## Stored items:

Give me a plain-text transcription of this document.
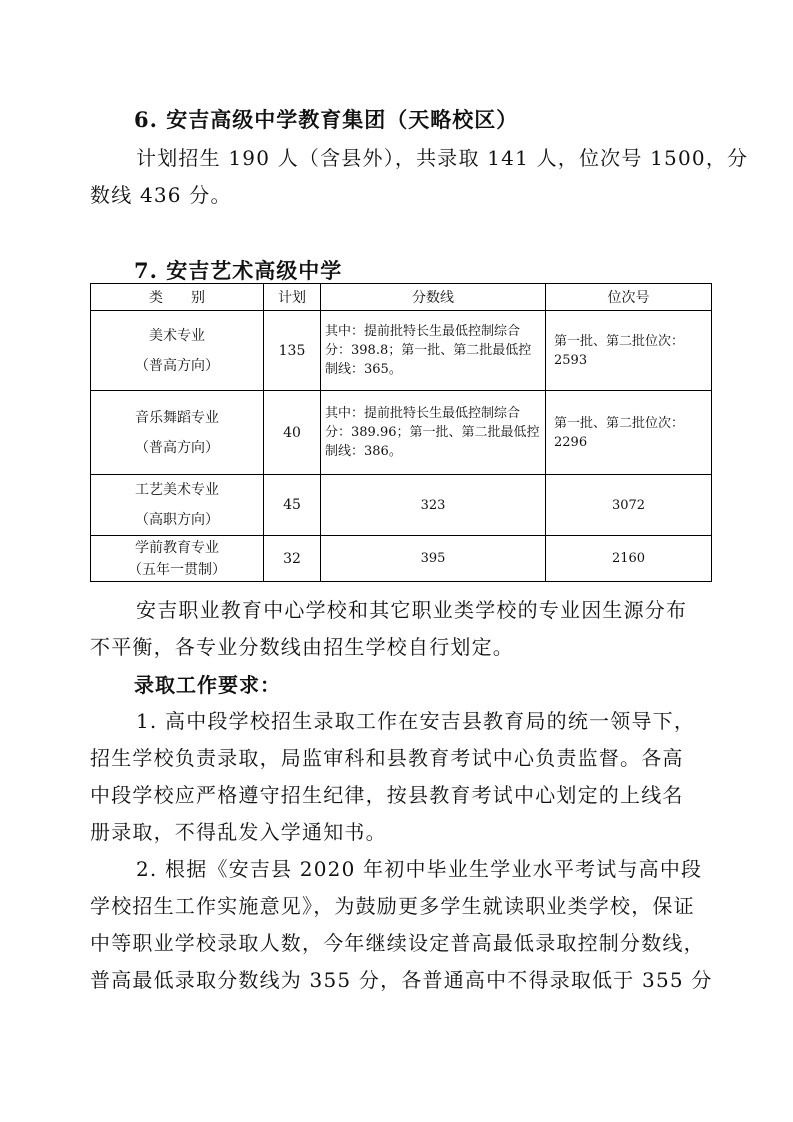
6. 安吉高级中学教育集团（天略校区）
计划招生 190 人（含县外），共录取 141 人，位次号 1500，分
数线 436 分。
7. 安吉艺术高级中学
类　　别	计划	分数线	位次号

美术专业
（普高方向）	135	其中：提前批特长生最低控制综合分：398.8；第一批、第二批最低控制线：365。	第一批、第二批位次：2593

音乐舞蹈专业
（普高方向）	40	其中：提前批特长生最低控制综合分：389.96；第一批、第二批最低控制线：386。	第一批、第二批位次：2296

工艺美术专业
（高职方向）	45	323	3072

学前教育专业
（五年一贯制）	32	395	2160
安吉职业教育中心学校和其它职业类学校的专业因生源分布
不平衡，各专业分数线由招生学校自行划定。
录取工作要求：
1. 高中段学校招生录取工作在安吉县教育局的统一领导下，
招生学校负责录取，局监审科和县教育考试中心负责监督。各高
中段学校应严格遵守招生纪律，按县教育考试中心划定的上线名
册录取，不得乱发入学通知书。
2. 根据《安吉县 2020 年初中毕业生学业水平考试与高中段
学校招生工作实施意见》，为鼓励更多学生就读职业类学校，保证
中等职业学校录取人数，今年继续设定普高最低录取控制分数线，
普高最低录取分数线为 355 分，各普通高中不得录取低于 355 分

## What the task requires:
Restate the listing above word for word, and skip the pictures.

## Answer for this exercise:
Give me a plain-text transcription of this document.
6. 安吉高级中学教育集团（天略校区）
计划招生 190 人（含县外），共录取 141 人，位次号 1500，分
数线 436 分。
7. 安吉艺术高级中学
类　　别	计划	分数线	位次号

美术专业
（普高方向）	135	其中：提前批特长生最低控制综合分：398.8；第一批、第二批最低控制线：365。	第一批、第二批位次：2593

音乐舞蹈专业
（普高方向）	40	其中：提前批特长生最低控制综合分：389.96；第一批、第二批最低控制线：386。	第一批、第二批位次：2296

工艺美术专业
（高职方向）	45	323	3072

学前教育专业
（五年一贯制）	32	395	2160
安吉职业教育中心学校和其它职业类学校的专业因生源分布
不平衡，各专业分数线由招生学校自行划定。
录取工作要求：
1. 高中段学校招生录取工作在安吉县教育局的统一领导下，
招生学校负责录取，局监审科和县教育考试中心负责监督。各高
中段学校应严格遵守招生纪律，按县教育考试中心划定的上线名
册录取，不得乱发入学通知书。
2. 根据《安吉县 2020 年初中毕业生学业水平考试与高中段
学校招生工作实施意见》，为鼓励更多学生就读职业类学校，保证
中等职业学校录取人数，今年继续设定普高最低录取控制分数线，
普高最低录取分数线为 355 分，各普通高中不得录取低于 355 分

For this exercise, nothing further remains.